▸ Problem: Print each entry precisely; exclude the pictures.

━━━━━ Records to use

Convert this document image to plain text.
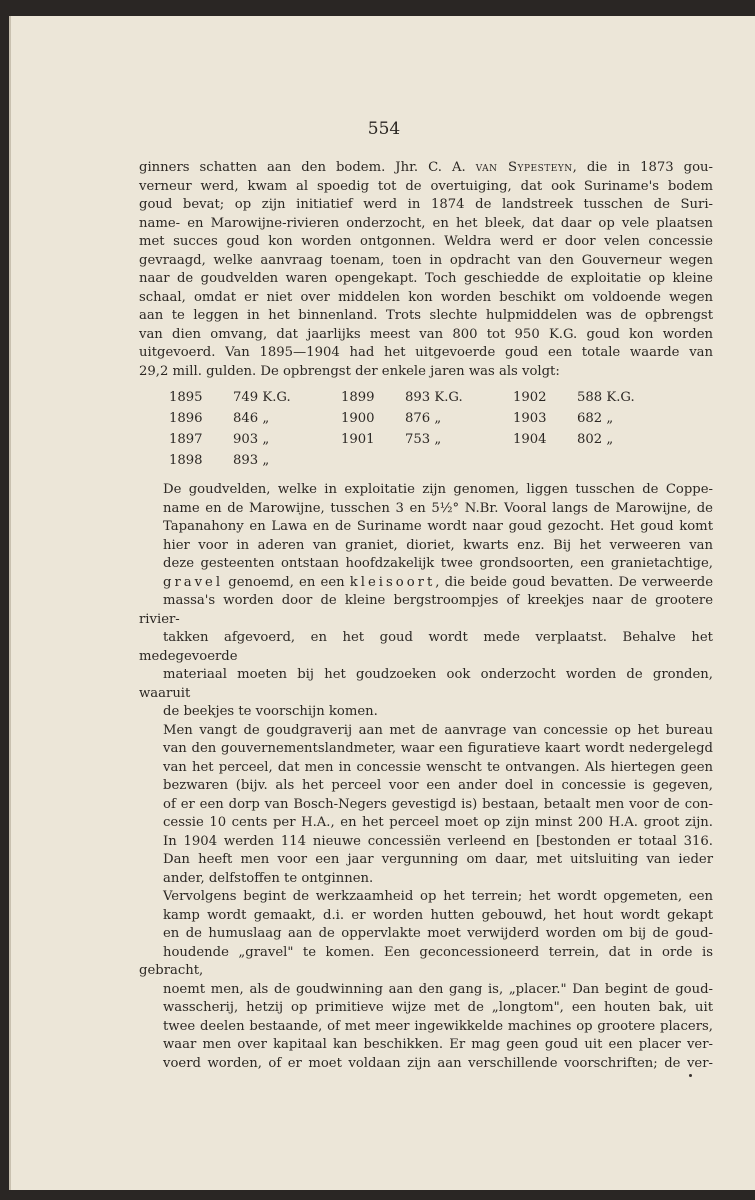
554

ginners schatten aan den bodem. Jhr. C. A. van Sypesteyn, die in 1873 gou-
verneur werd, kwam al spoedig tot de overtuiging, dat ook Suriname's bodem
goud bevat; op zijn initiatief werd in 1874 de landstreek tusschen de Suri-
name- en Marowijne-rivieren onderzocht, en het bleek, dat daar op vele plaatsen
met succes goud kon worden ontgonnen. Weldra werd er door velen concessie
gevraagd, welke aanvraag toenam, toen in opdracht van den Gouverneur wegen
naar de goudvelden waren opengekapt. Toch geschiedde de exploitatie op kleine
schaal, omdat er niet over middelen kon worden beschikt om voldoende wegen
aan te leggen in het binnenland. Trots slechte hulpmiddelen was de opbrengst
van dien omvang, dat jaarlijks meest van 800 tot 950 K.G. goud kon worden
uitgevoerd. Van 1895—1904 had het uitgevoerde goud een totale waarde van
29,2 mill. gulden. De opbrengst der enkele jaren was als volgt:

1895	749 K.G.	1899	893 K.G.	1902	588 K.G.
1896	846 „	1900	876 „	1903	682 „
1897	903 „	1901	753 „	1904	802 „
1898	893 „				

De goudvelden, welke in exploitatie zijn genomen, liggen tusschen de Coppe-
name en de Marowijne, tusschen 3 en 5½° N.Br. Vooral langs de Marowijne, de
Tapanahony en Lawa en de Suriname wordt naar goud gezocht. Het goud komt
hier voor in aderen van graniet, dioriet, kwarts enz. Bij het verweeren van
deze gesteenten ontstaan hoofdzakelijk twee grondsoorten, een granietachtige,
gravel genoemd, en een kleisoort, die beide goud bevatten. De verweerde
massa's worden door de kleine bergstroompjes of kreekjes naar de grootere rivier-
takken afgevoerd, en het goud wordt mede verplaatst. Behalve het medegevoerde
materiaal moeten bij het goudzoeken ook onderzocht worden de gronden, waaruit
de beekjes te voorschijn komen.

Men vangt de goudgraverij aan met de aanvrage van concessie op het bureau
van den gouvernementslandmeter, waar een figuratieve kaart wordt nedergelegd
van het perceel, dat men in concessie wenscht te ontvangen. Als hiertegen geen
bezwaren (bijv. als het perceel voor een ander doel in concessie is gegeven,
of er een dorp van Bosch-Negers gevestigd is) bestaan, betaalt men voor de con-
cessie 10 cents per H.A., en het perceel moet op zijn minst 200 H.A. groot zijn.
In 1904 werden 114 nieuwe concessiën verleend en [bestonden er totaal 316.
Dan heeft men voor een jaar vergunning om daar, met uitsluiting van ieder
ander, delfstoffen te ontginnen.

Vervolgens begint de werkzaamheid op het terrein; het wordt opgemeten, een
kamp wordt gemaakt, d.i. er worden hutten gebouwd, het hout wordt gekapt
en de humuslaag aan de oppervlakte moet verwijderd worden om bij de goud-
houdende „gravel" te komen. Een geconcessioneerd terrein, dat in orde is gebracht,
noemt men, als de goudwinning aan den gang is, „placer." Dan begint de goud-
wasscherij, hetzij op primitieve wijze met de „longtom", een houten bak, uit
twee deelen bestaande, of met meer ingewikkelde machines op grootere placers,
waar men over kapitaal kan beschikken. Er mag geen goud uit een placer ver-
voerd worden, of er moet voldaan zijn aan verschillende voorschriften; de ver-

━━━━━━━━━━

▸ Answer to this problem:
Convert this document image to plain text.
554

ginners schatten aan den bodem. Jhr. C. A. van Sypesteyn, die in 1873 gou-
verneur werd, kwam al spoedig tot de overtuiging, dat ook Suriname's bodem
goud bevat; op zijn initiatief werd in 1874 de landstreek tusschen de Suri-
name- en Marowijne-rivieren onderzocht, en het bleek, dat daar op vele plaatsen
met succes goud kon worden ontgonnen. Weldra werd er door velen concessie
gevraagd, welke aanvraag toenam, toen in opdracht van den Gouverneur wegen
naar de goudvelden waren opengekapt. Toch geschiedde de exploitatie op kleine
schaal, omdat er niet over middelen kon worden beschikt om voldoende wegen
aan te leggen in het binnenland. Trots slechte hulpmiddelen was de opbrengst
van dien omvang, dat jaarlijks meest van 800 tot 950 K.G. goud kon worden
uitgevoerd. Van 1895—1904 had het uitgevoerde goud een totale waarde van
29,2 mill. gulden. De opbrengst der enkele jaren was als volgt:

1895	749 K.G.	1899	893 K.G.	1902	588 K.G.
1896	846 „	1900	876 „	1903	682 „
1897	903 „	1901	753 „	1904	802 „
1898	893 „				

De goudvelden, welke in exploitatie zijn genomen, liggen tusschen de Coppe-
name en de Marowijne, tusschen 3 en 5½° N.Br. Vooral langs de Marowijne, de
Tapanahony en Lawa en de Suriname wordt naar goud gezocht. Het goud komt
hier voor in aderen van graniet, dioriet, kwarts enz. Bij het verweeren van
deze gesteenten ontstaan hoofdzakelijk twee grondsoorten, een granietachtige,
gravel genoemd, en een kleisoort, die beide goud bevatten. De verweerde
massa's worden door de kleine bergstroompjes of kreekjes naar de grootere rivier-
takken afgevoerd, en het goud wordt mede verplaatst. Behalve het medegevoerde
materiaal moeten bij het goudzoeken ook onderzocht worden de gronden, waaruit
de beekjes te voorschijn komen.

Men vangt de goudgraverij aan met de aanvrage van concessie op het bureau
van den gouvernementslandmeter, waar een figuratieve kaart wordt nedergelegd
van het perceel, dat men in concessie wenscht te ontvangen. Als hiertegen geen
bezwaren (bijv. als het perceel voor een ander doel in concessie is gegeven,
of er een dorp van Bosch-Negers gevestigd is) bestaan, betaalt men voor de con-
cessie 10 cents per H.A., en het perceel moet op zijn minst 200 H.A. groot zijn.
In 1904 werden 114 nieuwe concessiën verleend en [bestonden er totaal 316.
Dan heeft men voor een jaar vergunning om daar, met uitsluiting van ieder
ander, delfstoffen te ontginnen.

Vervolgens begint de werkzaamheid op het terrein; het wordt opgemeten, een
kamp wordt gemaakt, d.i. er worden hutten gebouwd, het hout wordt gekapt
en de humuslaag aan de oppervlakte moet verwijderd worden om bij de goud-
houdende „gravel" te komen. Een geconcessioneerd terrein, dat in orde is gebracht,
noemt men, als de goudwinning aan den gang is, „placer." Dan begint de goud-
wasscherij, hetzij op primitieve wijze met de „longtom", een houten bak, uit
twee deelen bestaande, of met meer ingewikkelde machines op grootere placers,
waar men over kapitaal kan beschikken. Er mag geen goud uit een placer ver-
voerd worden, of er moet voldaan zijn aan verschillende voorschriften; de ver-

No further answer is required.